- [ROWS]:
%%

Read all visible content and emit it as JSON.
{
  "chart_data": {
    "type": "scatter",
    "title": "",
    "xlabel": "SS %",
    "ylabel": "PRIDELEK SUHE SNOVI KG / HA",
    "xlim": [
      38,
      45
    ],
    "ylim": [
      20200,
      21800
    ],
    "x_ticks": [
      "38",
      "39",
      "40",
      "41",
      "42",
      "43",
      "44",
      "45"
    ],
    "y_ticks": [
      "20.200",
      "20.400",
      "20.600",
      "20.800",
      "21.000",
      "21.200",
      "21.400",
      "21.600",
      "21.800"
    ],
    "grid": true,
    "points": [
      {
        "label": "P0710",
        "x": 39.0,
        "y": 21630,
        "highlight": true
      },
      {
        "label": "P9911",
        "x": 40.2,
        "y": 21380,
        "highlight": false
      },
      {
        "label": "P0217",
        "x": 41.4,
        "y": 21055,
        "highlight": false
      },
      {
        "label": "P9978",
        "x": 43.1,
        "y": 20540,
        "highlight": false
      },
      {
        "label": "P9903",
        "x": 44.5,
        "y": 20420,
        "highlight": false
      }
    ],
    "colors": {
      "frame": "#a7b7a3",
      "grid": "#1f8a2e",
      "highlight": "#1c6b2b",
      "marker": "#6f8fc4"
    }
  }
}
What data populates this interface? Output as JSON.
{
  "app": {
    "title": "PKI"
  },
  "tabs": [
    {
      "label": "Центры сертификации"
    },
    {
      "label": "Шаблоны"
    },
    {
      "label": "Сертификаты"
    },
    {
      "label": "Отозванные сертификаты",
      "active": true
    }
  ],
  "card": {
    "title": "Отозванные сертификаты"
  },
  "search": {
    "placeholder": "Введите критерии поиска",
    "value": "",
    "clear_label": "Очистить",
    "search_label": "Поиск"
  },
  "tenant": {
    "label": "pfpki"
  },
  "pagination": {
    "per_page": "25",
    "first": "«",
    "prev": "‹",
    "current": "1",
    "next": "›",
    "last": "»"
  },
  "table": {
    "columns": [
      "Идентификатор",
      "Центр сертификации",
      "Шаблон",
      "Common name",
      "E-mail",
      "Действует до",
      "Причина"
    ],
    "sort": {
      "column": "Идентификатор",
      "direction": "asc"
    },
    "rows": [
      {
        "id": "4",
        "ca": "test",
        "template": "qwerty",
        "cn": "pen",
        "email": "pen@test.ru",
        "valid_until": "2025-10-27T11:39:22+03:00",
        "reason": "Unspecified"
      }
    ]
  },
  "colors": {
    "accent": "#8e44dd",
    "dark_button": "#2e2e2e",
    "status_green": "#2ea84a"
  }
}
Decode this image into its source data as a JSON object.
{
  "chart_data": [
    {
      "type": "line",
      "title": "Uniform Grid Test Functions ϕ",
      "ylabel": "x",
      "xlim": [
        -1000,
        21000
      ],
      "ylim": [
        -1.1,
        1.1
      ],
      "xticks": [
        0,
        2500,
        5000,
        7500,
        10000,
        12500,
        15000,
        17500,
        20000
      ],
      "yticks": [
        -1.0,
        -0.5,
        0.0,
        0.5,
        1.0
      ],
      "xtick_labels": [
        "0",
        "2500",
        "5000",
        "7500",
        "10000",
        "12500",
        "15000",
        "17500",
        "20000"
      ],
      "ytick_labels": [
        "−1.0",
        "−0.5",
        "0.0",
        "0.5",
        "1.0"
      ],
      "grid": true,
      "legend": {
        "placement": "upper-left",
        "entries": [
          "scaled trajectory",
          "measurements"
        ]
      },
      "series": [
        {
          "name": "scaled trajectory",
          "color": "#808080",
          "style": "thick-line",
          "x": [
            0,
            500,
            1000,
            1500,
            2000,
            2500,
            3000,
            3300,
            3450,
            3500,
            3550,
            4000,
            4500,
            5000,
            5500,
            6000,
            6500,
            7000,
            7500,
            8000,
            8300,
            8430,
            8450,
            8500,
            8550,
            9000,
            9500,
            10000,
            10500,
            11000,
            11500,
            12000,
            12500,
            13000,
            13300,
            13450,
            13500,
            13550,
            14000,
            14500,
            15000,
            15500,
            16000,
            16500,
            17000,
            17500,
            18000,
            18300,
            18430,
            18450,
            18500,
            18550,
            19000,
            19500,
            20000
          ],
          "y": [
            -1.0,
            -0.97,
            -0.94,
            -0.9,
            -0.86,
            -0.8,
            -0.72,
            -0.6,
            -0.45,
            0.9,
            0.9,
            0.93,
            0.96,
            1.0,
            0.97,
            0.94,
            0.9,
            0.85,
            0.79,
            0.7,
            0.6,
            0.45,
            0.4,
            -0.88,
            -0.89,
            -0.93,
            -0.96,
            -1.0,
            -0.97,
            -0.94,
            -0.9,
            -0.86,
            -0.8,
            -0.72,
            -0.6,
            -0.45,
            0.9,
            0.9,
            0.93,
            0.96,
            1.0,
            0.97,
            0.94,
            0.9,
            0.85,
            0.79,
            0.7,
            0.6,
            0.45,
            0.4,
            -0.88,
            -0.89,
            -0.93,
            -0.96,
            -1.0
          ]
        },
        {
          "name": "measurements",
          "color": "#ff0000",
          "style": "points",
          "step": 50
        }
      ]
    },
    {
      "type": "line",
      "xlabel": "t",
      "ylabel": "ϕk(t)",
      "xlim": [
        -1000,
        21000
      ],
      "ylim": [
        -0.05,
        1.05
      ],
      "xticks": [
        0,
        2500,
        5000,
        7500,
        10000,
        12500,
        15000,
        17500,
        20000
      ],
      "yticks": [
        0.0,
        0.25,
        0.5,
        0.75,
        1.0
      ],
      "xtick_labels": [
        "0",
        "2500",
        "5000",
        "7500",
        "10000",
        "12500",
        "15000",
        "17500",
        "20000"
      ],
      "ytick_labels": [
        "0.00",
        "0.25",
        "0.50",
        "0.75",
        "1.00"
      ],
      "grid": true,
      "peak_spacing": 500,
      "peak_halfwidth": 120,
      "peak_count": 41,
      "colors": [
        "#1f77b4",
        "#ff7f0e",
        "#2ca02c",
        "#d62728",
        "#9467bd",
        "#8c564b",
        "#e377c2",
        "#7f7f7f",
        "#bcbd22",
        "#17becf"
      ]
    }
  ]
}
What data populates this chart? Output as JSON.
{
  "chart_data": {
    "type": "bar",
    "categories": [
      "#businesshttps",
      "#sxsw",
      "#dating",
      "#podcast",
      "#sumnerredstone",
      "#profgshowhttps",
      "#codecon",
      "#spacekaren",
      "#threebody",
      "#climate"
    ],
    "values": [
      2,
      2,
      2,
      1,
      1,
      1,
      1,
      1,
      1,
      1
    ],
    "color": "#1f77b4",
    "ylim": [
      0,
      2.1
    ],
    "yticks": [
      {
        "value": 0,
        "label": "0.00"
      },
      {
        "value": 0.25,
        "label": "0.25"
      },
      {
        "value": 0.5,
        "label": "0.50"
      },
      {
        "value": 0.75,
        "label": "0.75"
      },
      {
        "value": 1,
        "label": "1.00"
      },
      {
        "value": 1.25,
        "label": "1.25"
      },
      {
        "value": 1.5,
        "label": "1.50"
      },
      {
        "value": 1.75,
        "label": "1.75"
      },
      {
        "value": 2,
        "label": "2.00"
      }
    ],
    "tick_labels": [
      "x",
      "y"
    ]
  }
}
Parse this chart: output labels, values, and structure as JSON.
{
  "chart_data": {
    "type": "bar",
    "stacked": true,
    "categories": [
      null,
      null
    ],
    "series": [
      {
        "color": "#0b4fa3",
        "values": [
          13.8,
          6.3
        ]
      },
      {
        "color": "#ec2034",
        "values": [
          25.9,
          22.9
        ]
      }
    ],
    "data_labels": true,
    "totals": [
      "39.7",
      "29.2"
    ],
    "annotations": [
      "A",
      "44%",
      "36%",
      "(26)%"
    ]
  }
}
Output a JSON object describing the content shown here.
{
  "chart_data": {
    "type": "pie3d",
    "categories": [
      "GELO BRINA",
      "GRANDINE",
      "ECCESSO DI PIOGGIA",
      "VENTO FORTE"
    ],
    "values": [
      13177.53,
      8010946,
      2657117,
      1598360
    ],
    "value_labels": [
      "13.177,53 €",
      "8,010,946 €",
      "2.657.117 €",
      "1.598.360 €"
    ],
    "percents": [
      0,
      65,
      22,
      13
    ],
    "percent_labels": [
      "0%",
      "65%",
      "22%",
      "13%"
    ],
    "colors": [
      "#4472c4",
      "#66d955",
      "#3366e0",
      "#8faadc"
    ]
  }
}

%%

Beginning with the line that contains "Output a JSON", repeat every line through the end of the records and nothing more.

- [CORRECT OUTPUT]:
Output a JSON object describing the content shown here.
{
  "chart_data": {
    "type": "pie3d",
    "categories": [
      "GELO BRINA",
      "GRANDINE",
      "ECCESSO DI PIOGGIA",
      "VENTO FORTE"
    ],
    "values": [
      13177.53,
      8010946,
      2657117,
      1598360
    ],
    "value_labels": [
      "13.177,53 €",
      "8,010,946 €",
      "2.657.117 €",
      "1.598.360 €"
    ],
    "percents": [
      0,
      65,
      22,
      13
    ],
    "percent_labels": [
      "0%",
      "65%",
      "22%",
      "13%"
    ],
    "colors": [
      "#4472c4",
      "#66d955",
      "#3366e0",
      "#8faadc"
    ]
  }
}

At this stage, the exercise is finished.